(Consegna): Ricopia il brano della discussione su Matrix che parte dalle parole "si...Votero' Antonio la" e si ferma dopo "Rebecca (10 Settembre 2007)", rinominando "Antonio la Trippa" in "Pinco Pallino".

(Pagina):
* * *

# Matrix



## Persa/Ritrovata (9 Settembre 2007)

Stanno trasmettendo Matrix
E' sempre un film stupendo


----------



## @lex (9 Settembre 2007)

Persa/Ritrovata ha detto:


> Stanno trasmettendo Matrix
> E' sempre un film stupendo


ma 'ndò?


----------



## Persa/Ritrovata (9 Settembre 2007)

*!*



@lex ha detto:


> ma 'ndò?


Italia 1


----------



## @lex (9 Settembre 2007)

Persa/Ritrovata ha detto:


> Italia 1


thnx


----------



## Miciolidia (9 Settembre 2007)

io ho visto gli onorevoli.


e quindi ..votero' solo Antonio la Trippa. ho deciso.


----------



## Rebecca (9 Settembre 2007)




----------



## Miciolidia (9 Settembre 2007)

Rita ha detto:


>


 

si...Votero' Antonio la Trippa.

idea Rita, perchè non ti iscrivi al partito di Antonio la Trippa del capoluogo ?


----------



## Rebecca (10 Settembre 2007)

già fatto


----------



## Miciolidia (10 Settembre 2007)

Rita ha detto:


> già fatto


è vero...


----------



## Lettrice (10 Settembre 2007)

Miciolidia ha detto:


> io ho visto gli onorevoli.
> 
> 
> e quindi ..votero' solo Antonio la Trippa. ho deciso.


Grazie


----------

* * *

[Alcune voci]
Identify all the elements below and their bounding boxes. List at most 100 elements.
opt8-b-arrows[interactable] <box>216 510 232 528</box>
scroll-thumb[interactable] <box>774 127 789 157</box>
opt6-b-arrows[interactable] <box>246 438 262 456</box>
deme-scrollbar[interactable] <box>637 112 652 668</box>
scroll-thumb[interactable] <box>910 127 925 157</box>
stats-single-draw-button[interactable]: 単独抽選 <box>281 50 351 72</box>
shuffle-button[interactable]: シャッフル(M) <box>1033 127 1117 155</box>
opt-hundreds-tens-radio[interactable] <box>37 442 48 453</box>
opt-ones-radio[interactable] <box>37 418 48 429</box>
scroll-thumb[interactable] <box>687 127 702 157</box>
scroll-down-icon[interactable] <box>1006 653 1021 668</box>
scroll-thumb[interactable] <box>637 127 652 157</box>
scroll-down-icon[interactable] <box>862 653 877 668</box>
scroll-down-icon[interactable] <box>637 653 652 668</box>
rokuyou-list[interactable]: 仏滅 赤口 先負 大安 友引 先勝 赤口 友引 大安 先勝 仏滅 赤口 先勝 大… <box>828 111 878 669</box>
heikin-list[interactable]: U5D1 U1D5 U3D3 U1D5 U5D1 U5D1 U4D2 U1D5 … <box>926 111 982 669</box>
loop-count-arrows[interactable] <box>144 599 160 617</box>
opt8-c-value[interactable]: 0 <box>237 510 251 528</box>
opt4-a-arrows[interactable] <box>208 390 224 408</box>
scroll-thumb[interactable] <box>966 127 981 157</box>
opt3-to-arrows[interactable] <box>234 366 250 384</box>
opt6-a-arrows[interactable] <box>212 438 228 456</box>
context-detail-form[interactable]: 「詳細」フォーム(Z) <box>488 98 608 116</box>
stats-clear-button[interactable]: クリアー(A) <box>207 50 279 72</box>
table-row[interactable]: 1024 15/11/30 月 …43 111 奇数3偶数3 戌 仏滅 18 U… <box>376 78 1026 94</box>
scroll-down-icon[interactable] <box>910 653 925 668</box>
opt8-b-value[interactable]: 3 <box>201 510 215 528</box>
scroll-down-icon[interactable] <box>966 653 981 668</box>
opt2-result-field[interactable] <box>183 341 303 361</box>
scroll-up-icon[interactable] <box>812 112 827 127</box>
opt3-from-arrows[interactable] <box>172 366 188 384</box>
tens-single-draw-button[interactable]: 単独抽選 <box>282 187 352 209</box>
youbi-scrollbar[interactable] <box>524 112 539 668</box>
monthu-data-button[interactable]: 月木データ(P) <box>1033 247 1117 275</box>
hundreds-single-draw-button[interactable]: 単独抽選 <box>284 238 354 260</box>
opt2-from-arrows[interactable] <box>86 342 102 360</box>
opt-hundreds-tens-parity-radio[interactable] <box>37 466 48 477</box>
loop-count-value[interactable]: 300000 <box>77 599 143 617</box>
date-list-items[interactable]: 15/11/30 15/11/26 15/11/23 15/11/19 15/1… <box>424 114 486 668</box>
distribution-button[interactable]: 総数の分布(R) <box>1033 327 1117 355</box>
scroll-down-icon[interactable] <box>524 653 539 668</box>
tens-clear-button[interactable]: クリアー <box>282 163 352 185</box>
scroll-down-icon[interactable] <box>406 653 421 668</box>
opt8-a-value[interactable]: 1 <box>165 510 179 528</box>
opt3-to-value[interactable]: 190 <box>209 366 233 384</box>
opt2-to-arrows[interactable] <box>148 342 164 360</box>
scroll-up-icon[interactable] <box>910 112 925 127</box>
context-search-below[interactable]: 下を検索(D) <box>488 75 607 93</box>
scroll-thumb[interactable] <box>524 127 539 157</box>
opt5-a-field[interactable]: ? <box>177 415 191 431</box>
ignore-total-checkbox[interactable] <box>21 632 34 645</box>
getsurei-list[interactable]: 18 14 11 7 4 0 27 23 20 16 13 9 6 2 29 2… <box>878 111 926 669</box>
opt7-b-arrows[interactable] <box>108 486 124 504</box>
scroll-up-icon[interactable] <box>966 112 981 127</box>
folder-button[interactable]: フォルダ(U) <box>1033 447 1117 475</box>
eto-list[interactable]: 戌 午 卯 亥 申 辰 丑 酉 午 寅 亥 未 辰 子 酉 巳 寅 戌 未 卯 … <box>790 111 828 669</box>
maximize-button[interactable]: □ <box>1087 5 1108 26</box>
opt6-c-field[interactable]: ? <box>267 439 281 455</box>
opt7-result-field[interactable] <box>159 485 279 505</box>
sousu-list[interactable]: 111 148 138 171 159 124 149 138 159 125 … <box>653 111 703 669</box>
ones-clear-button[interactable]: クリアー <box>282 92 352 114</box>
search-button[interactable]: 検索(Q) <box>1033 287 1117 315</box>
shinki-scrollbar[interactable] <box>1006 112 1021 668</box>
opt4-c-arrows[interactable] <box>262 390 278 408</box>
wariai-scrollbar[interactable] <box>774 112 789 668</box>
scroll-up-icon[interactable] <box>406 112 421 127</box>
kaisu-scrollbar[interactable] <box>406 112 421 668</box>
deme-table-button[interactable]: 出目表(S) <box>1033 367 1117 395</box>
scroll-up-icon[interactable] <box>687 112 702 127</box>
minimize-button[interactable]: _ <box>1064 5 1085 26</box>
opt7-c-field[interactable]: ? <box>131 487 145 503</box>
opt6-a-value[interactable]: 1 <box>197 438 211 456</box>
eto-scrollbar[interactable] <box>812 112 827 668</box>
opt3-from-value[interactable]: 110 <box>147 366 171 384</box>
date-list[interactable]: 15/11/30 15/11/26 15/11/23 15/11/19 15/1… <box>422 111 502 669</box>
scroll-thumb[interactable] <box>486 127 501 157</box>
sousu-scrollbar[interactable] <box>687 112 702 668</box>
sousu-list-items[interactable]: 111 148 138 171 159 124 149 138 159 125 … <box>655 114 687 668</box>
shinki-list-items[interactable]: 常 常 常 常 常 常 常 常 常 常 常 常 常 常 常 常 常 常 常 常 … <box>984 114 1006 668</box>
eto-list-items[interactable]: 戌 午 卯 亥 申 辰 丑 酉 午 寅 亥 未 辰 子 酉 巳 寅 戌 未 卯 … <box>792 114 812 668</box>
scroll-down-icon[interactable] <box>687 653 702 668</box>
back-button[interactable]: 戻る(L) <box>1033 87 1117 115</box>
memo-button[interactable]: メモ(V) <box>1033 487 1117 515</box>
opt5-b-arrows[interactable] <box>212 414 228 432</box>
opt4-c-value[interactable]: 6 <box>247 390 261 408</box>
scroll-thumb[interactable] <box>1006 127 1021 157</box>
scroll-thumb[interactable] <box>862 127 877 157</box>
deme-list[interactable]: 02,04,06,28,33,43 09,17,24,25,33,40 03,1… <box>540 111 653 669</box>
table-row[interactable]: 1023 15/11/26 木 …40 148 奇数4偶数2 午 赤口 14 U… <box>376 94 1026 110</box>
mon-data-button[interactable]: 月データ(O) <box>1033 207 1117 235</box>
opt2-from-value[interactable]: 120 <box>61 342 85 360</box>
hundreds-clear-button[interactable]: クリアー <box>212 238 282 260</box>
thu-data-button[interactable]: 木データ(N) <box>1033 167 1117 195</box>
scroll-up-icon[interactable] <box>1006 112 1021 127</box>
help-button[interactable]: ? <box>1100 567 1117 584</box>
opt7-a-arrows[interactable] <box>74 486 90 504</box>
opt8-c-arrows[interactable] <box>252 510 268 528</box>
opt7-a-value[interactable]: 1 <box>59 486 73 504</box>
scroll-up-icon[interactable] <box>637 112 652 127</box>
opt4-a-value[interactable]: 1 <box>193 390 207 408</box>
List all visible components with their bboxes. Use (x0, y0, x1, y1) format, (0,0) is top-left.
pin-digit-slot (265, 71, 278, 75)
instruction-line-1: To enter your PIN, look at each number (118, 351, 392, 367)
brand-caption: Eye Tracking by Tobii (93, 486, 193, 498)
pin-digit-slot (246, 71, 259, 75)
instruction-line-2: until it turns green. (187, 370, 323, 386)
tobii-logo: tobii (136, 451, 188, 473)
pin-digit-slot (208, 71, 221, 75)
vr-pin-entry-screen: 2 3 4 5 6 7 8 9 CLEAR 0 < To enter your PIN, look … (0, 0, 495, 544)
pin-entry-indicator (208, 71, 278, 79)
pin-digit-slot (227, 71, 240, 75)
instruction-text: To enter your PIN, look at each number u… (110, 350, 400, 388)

* * *

(Soluzione):
si...Votero' Pinco Pallino.

idea Rita, perchè non ti iscrivi al partito di Pinco Pallino del capoluogo ?


----------



## Rebecca (10 Settembre 2007)